● TEXT:

+-------+

Electrical Corona Effect | ExplainedElectrical Corona Effect | Explained https://www.theelectricalguy.in/wp-content/uploads/2020/07/Electrical-Corona-effect-1024x576.jpg 1024 576 Gaurav J Gaurav J https://secure.gravatar.com/avatar/87a2d2e0182faacb2e003da0504ad293?s=96&d=mm&r=g
Have you ever noticed the humming noise while passing by a substation or high and extra high voltage transmission line? Have you ever noticed the violet glow that occurs on high & extra high voltage lines? What is all of this ? Well, in electrical engineering this is called as corona effect or corona discharge. In this tutorial, we’ll learn about the corona discharge or corona effect in detail. So, let’s start.
In this video, we’ll learn about these things
- What is corona effect & how it is produced
- What are the effects or disadvantages of corona
- How we can minimise corona
What is Electrical corona effect & How it is produced
Let’s say, we have two conducting electrodes in parallel with each other, separated in air by distance D. As we know, air is not a perfect dielectric. Or in simple language air is not the perfect insulator. Even in the normal condition air has lot of free ions & electrons. Now, let’s say these electrodes are carrying 25kV. As these electrodes are carrying electricity, each electrode will generate it’s own electric field, as shown above.
Now, the free electrons in the air will acquire motion and they start maintaining very small current. This current is almost negligible if the electric field intensity is less than 30kV per cm. The value depends up on many other factors which we’ll see in this tutorial.
So, if the electric filed intensity is less than 30kV/cm then the value of current flowing between these two is negligible and you can ignore it there is no problem.
But, what will happen if we increase the voltage from 25kV to 45kV? Well, of course, you guessed it correctly, electric filed intensity between the electrodes will increase. Let’s say, it is now 40 kV/cm.

+-------+

Spatial layout data
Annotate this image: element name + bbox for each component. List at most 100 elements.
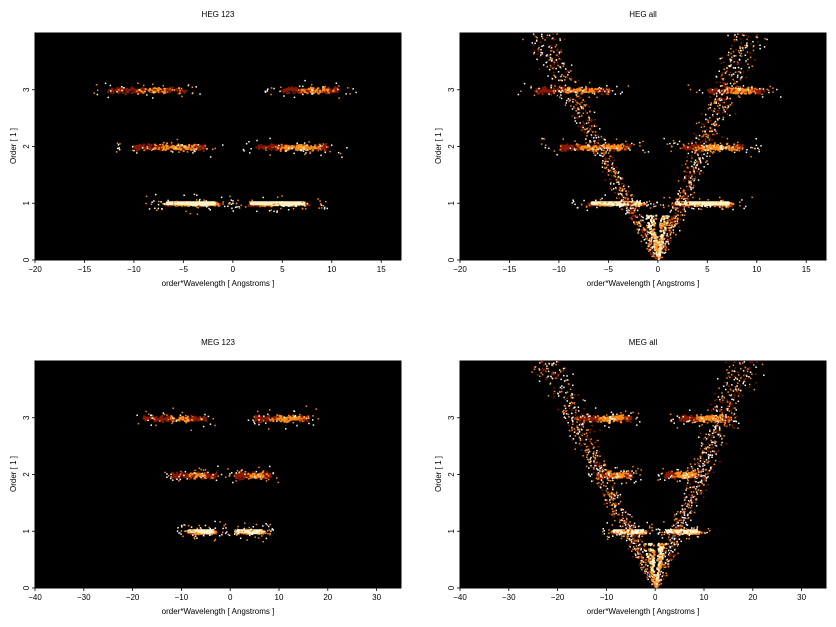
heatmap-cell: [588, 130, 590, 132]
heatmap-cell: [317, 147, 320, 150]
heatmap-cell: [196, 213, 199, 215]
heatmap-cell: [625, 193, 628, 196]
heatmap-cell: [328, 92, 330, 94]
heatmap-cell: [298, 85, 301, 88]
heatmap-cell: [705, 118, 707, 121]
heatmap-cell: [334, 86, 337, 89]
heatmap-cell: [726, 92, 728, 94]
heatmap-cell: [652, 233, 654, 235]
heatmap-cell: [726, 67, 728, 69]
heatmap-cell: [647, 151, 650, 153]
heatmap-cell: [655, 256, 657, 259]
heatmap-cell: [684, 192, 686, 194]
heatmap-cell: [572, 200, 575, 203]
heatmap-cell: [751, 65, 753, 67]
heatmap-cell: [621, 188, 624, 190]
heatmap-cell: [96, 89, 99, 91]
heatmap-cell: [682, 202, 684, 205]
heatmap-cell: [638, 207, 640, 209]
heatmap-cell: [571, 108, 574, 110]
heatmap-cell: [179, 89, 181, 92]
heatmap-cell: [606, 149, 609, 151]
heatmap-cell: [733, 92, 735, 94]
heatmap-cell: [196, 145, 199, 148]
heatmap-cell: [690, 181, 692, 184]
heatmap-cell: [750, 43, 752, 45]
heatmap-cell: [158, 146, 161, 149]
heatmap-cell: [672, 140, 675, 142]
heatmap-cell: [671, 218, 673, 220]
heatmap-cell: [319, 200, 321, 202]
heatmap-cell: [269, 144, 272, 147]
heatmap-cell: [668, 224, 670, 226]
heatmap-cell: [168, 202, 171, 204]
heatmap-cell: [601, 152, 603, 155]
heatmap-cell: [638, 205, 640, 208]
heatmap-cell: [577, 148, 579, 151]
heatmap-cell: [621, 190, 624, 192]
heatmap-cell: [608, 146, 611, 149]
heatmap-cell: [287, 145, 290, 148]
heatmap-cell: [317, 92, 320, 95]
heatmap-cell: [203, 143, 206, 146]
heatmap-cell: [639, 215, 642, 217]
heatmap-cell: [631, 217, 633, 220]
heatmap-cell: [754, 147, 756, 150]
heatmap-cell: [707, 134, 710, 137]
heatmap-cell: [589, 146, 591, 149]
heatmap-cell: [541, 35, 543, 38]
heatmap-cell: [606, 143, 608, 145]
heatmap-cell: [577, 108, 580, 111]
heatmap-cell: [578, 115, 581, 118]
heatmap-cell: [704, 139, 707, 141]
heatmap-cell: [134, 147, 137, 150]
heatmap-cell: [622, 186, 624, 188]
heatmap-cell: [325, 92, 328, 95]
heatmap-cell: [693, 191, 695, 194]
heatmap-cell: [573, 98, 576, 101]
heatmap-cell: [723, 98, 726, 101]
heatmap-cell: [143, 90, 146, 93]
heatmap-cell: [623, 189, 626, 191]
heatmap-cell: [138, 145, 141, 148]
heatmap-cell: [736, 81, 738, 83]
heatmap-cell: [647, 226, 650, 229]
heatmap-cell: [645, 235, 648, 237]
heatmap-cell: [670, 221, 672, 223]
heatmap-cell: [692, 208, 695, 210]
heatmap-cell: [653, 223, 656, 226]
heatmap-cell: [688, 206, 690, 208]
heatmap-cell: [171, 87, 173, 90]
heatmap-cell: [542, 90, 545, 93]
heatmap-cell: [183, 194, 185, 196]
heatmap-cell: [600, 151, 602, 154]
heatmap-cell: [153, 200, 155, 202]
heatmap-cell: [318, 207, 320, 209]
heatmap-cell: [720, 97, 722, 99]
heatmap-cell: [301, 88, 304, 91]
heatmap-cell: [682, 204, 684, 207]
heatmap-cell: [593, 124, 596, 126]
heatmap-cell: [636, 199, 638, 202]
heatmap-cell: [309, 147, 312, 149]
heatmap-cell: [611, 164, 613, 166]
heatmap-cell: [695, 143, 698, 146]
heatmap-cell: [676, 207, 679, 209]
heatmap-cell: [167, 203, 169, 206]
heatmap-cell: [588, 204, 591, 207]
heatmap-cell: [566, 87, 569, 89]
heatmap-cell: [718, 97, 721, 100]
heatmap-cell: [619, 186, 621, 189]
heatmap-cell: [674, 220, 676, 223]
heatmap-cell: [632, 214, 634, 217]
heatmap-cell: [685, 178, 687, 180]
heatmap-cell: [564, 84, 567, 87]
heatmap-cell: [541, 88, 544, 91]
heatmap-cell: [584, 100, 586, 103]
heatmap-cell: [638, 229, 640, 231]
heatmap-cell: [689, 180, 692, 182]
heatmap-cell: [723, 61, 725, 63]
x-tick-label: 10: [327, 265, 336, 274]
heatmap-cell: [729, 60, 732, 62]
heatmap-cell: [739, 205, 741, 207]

+-------+

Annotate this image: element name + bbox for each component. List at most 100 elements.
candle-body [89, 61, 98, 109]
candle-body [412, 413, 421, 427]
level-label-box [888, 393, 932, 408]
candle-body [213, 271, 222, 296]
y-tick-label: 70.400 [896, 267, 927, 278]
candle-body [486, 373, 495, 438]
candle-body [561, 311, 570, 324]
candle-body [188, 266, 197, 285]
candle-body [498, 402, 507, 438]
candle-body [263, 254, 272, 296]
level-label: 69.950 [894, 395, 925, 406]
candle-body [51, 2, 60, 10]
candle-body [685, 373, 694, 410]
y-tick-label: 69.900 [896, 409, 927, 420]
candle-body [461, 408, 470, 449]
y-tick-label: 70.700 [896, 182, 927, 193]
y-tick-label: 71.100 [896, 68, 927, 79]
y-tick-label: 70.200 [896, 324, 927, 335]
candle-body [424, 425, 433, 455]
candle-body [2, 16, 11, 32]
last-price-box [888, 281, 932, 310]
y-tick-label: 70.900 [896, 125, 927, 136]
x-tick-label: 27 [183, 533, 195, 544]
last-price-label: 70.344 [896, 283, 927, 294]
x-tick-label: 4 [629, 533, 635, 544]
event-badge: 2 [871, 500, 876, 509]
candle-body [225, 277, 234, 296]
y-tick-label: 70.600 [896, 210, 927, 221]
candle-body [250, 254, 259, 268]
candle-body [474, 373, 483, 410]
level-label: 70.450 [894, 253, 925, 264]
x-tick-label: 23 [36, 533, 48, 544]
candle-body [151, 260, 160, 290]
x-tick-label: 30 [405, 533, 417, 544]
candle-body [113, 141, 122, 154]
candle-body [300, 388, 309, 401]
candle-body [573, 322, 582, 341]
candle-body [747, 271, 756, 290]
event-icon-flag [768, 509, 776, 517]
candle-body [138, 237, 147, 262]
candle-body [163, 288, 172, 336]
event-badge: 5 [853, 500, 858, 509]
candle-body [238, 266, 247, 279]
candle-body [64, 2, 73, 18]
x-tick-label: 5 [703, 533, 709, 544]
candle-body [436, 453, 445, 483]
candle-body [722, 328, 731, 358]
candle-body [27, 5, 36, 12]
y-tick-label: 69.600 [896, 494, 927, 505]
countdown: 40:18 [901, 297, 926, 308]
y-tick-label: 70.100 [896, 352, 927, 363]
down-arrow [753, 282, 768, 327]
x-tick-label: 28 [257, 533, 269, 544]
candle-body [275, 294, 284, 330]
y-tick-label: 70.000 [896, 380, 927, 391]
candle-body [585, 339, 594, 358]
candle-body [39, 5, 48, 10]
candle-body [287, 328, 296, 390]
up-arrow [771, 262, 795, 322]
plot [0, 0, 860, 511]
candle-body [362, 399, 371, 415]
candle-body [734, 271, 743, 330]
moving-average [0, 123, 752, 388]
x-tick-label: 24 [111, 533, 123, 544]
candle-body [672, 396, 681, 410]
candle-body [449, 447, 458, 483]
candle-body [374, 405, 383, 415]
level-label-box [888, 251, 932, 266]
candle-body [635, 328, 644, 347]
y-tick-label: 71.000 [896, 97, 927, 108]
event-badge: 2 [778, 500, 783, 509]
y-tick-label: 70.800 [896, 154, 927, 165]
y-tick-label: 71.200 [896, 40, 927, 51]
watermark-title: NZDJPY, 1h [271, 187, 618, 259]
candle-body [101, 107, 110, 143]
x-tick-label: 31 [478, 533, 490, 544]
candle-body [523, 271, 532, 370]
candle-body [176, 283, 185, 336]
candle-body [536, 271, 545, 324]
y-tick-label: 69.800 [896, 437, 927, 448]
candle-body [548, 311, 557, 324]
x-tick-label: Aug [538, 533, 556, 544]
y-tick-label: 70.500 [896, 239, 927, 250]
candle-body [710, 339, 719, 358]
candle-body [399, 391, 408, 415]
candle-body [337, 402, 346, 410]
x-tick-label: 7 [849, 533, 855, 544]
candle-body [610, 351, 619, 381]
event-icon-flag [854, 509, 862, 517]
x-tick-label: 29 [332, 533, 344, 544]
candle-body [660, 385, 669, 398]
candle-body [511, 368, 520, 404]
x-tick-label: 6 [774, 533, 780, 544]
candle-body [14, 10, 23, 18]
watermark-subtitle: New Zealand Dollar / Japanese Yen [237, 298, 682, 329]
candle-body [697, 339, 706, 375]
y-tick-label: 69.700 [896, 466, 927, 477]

+-------+

● GIVEN TASK:
From the text on the corona effect, copy the passage between "Now, the free" and "now 40 kV/cm.", inclusive. None of the rows has any bearing on what is asked here.

● THE OUTPUT:
Now, the free electrons in the air will acquire motion and they start maintaining very small current. This current is almost negligible if the electric field intensity is less than 30kV per cm. The value depends up on many other factors which we’ll see in this tutorial.
So, if the electric filed intensity is less than 30kV/cm then the value of current flowing between these two is negligible and you can ignore it there is no problem.
But, what will happen if we increase the voltage from 25kV to 45kV? Well, of course, you guessed it correctly, electric filed intensity between the electrodes will increase. Let’s say, it is now 40 kV/cm.